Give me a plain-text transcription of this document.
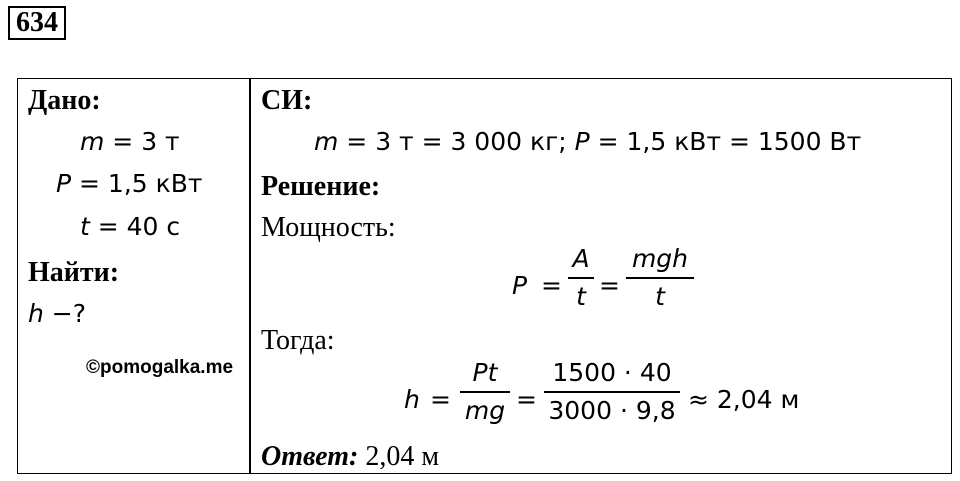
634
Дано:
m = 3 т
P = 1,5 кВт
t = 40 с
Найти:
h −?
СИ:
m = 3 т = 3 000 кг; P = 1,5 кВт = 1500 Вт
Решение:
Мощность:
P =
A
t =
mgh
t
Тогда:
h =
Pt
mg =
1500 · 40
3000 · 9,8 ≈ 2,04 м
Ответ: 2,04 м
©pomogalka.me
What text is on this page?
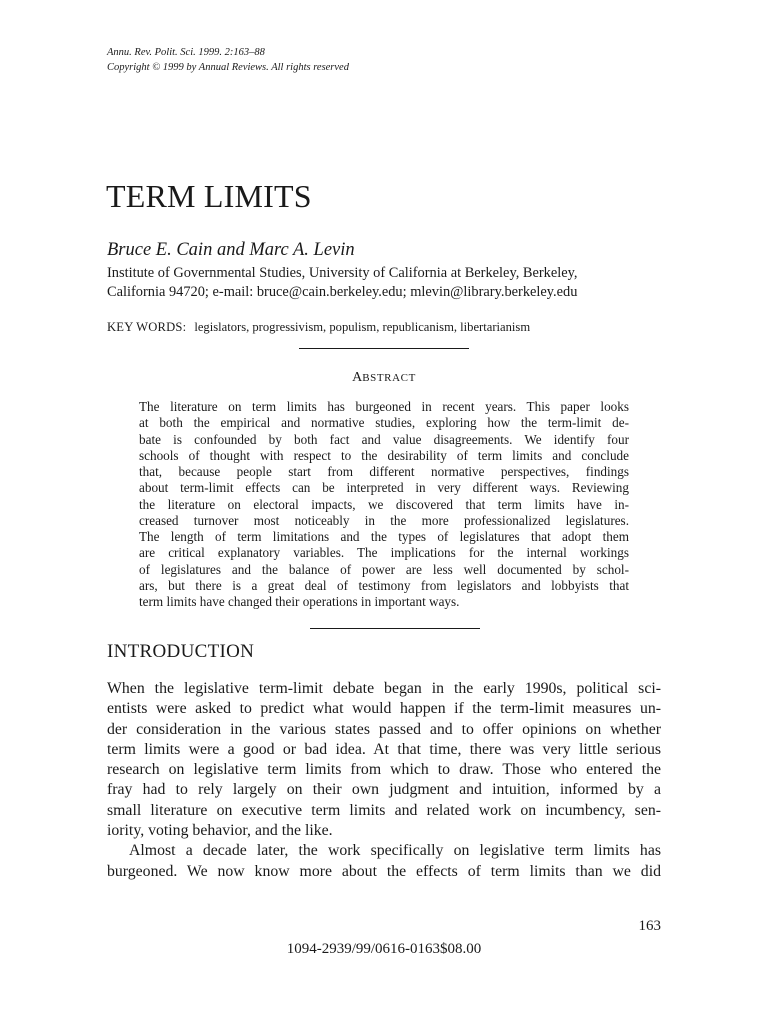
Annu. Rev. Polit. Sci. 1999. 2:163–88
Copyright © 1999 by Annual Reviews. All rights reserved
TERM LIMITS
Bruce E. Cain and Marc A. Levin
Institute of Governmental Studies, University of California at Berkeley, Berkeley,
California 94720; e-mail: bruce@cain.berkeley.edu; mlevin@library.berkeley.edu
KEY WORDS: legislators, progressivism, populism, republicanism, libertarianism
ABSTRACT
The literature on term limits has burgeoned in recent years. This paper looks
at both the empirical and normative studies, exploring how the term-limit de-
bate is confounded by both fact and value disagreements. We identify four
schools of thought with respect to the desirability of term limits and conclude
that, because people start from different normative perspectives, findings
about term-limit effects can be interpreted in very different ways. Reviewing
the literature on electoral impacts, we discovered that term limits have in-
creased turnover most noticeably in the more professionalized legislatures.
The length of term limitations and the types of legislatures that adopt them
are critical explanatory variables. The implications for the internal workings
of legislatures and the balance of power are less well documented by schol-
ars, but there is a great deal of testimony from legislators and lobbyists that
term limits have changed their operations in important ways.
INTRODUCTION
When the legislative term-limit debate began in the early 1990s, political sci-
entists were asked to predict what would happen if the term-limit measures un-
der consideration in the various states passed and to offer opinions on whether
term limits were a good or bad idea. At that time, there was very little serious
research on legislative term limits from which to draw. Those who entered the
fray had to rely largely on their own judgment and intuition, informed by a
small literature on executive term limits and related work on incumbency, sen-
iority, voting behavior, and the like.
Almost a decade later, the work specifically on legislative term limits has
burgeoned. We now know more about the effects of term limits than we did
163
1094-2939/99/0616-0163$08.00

---

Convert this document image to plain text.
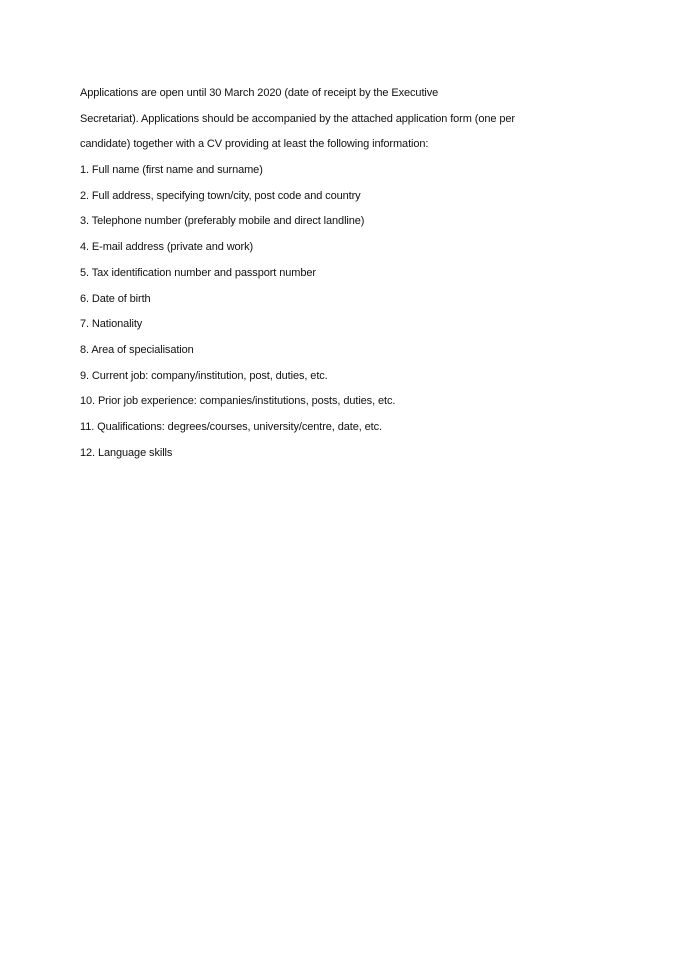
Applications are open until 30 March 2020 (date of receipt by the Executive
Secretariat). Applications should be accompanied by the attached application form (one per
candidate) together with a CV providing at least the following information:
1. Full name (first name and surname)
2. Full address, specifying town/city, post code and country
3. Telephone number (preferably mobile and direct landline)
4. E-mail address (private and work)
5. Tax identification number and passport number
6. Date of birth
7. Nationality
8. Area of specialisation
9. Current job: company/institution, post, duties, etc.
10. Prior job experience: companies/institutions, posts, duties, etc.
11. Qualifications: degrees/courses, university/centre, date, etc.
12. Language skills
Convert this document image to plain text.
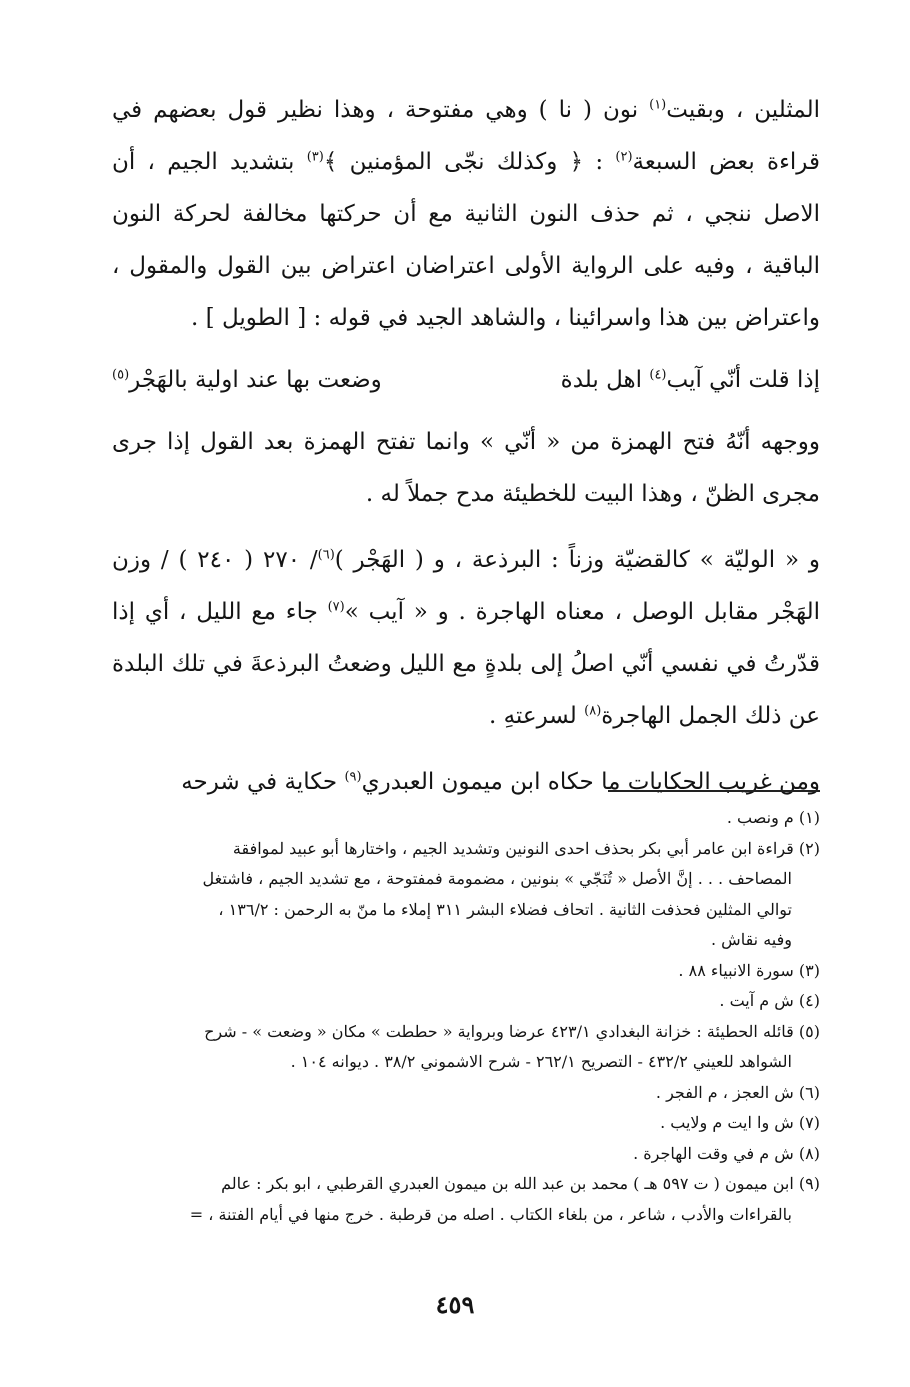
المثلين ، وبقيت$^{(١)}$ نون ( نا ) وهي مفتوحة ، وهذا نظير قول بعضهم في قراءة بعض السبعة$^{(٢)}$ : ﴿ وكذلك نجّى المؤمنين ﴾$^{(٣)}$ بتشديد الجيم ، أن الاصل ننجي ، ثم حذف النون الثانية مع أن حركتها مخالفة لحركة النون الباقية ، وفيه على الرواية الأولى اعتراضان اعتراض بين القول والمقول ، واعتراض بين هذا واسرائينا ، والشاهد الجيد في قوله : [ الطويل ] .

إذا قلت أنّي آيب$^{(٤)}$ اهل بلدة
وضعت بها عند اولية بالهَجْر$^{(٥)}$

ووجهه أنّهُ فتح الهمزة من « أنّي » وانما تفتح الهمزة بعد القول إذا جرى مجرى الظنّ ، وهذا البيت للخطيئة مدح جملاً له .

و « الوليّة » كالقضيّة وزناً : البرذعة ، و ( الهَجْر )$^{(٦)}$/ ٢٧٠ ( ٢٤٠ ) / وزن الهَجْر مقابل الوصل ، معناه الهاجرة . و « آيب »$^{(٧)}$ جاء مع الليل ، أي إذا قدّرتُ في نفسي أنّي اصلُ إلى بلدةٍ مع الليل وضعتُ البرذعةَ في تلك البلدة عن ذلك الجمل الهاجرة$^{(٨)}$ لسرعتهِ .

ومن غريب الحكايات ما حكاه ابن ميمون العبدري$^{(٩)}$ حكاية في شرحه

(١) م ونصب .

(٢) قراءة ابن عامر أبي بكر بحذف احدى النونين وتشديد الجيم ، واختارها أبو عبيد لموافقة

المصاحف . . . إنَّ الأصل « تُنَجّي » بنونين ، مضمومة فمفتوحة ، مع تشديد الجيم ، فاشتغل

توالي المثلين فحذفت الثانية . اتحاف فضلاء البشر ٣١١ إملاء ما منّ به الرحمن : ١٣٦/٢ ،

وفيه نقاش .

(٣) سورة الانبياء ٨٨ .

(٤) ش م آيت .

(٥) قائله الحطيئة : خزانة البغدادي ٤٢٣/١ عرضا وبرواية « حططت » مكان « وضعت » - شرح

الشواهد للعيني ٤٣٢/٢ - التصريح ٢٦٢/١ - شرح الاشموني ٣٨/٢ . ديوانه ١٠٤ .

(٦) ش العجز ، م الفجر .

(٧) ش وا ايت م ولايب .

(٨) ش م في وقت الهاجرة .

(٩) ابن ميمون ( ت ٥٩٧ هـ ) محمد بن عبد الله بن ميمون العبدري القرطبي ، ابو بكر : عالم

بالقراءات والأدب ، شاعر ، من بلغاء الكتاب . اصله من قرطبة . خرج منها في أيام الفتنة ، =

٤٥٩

* * *

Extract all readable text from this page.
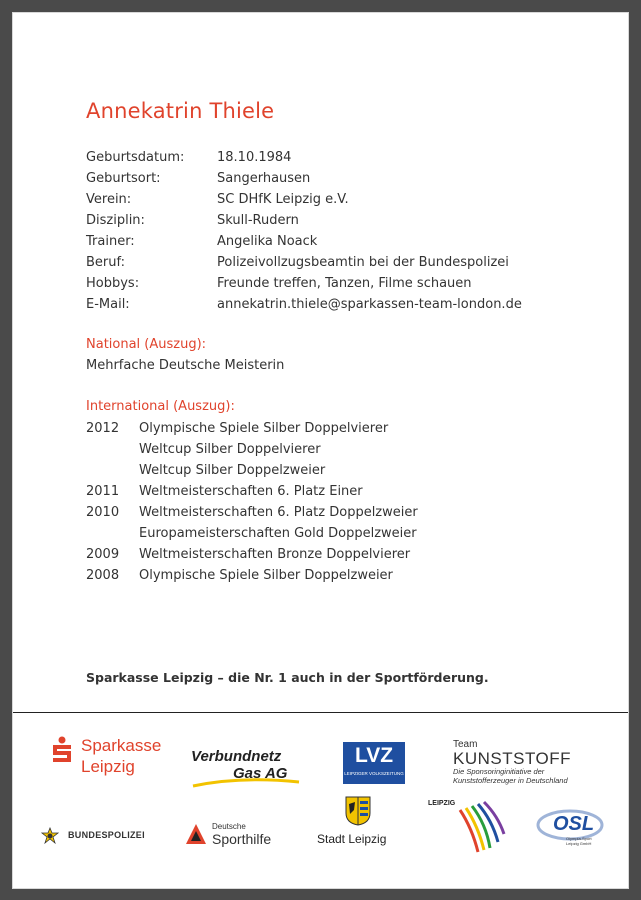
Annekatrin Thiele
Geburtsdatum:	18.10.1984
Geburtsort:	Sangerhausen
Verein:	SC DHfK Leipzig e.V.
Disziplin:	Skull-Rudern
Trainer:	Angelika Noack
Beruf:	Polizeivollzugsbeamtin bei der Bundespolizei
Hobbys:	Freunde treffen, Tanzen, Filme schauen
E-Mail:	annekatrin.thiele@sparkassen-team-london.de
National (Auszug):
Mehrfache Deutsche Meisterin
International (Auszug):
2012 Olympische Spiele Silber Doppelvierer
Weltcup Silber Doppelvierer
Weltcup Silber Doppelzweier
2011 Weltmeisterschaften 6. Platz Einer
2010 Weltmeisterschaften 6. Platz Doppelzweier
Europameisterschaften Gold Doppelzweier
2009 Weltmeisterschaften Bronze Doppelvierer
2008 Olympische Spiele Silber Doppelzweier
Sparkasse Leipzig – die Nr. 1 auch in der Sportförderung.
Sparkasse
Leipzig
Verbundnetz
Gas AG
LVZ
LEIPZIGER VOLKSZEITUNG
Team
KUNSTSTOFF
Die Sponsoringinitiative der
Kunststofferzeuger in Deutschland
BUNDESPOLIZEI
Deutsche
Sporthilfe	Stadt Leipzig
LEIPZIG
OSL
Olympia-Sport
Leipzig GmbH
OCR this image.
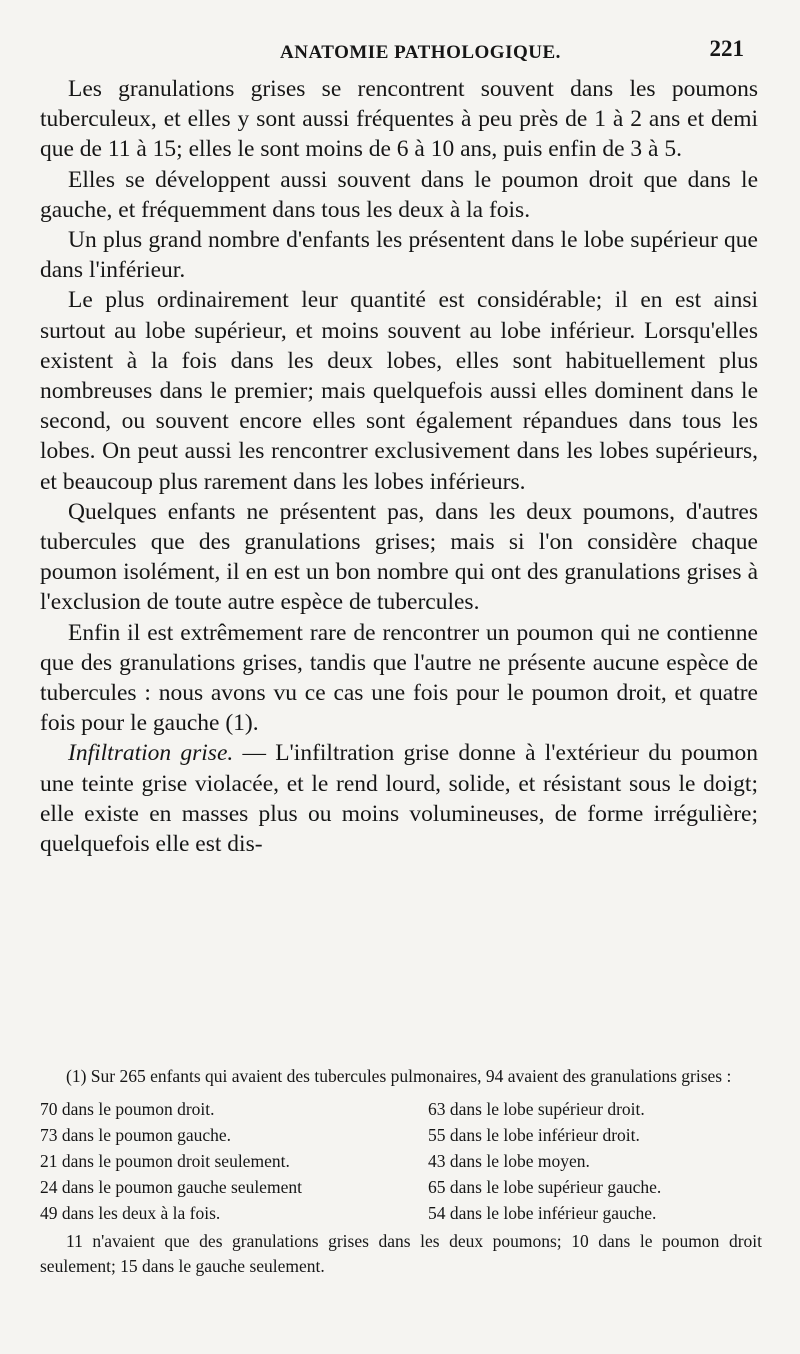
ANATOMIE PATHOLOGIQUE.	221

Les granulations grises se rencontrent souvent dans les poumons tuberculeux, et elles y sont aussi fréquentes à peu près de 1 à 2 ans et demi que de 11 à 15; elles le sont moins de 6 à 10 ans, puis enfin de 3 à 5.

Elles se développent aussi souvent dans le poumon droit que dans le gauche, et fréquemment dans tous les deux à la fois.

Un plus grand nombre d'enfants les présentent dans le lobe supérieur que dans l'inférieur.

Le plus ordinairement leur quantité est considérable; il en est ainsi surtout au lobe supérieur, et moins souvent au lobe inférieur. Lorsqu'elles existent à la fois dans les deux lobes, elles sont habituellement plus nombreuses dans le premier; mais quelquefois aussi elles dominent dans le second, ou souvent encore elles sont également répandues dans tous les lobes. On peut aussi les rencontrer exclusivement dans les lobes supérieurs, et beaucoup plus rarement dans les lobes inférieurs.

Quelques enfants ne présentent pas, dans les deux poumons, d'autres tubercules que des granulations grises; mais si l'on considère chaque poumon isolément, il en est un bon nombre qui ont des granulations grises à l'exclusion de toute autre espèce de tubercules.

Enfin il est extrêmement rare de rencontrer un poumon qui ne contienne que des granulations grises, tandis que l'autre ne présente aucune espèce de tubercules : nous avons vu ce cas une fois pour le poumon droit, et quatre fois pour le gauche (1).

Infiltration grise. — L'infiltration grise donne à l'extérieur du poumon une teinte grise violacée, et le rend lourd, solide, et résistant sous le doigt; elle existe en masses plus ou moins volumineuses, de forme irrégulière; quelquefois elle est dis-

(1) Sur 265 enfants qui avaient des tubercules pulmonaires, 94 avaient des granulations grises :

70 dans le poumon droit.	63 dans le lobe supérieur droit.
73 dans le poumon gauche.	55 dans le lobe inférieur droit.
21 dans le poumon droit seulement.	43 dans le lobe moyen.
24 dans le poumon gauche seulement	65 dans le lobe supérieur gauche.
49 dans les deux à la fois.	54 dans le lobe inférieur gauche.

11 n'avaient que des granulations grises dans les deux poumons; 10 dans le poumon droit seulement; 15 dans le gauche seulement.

> PROBLEM REQUIREMENTS
Count the lines in which the string "الهاجرة" appears, then report only that figure.

> REPLY
2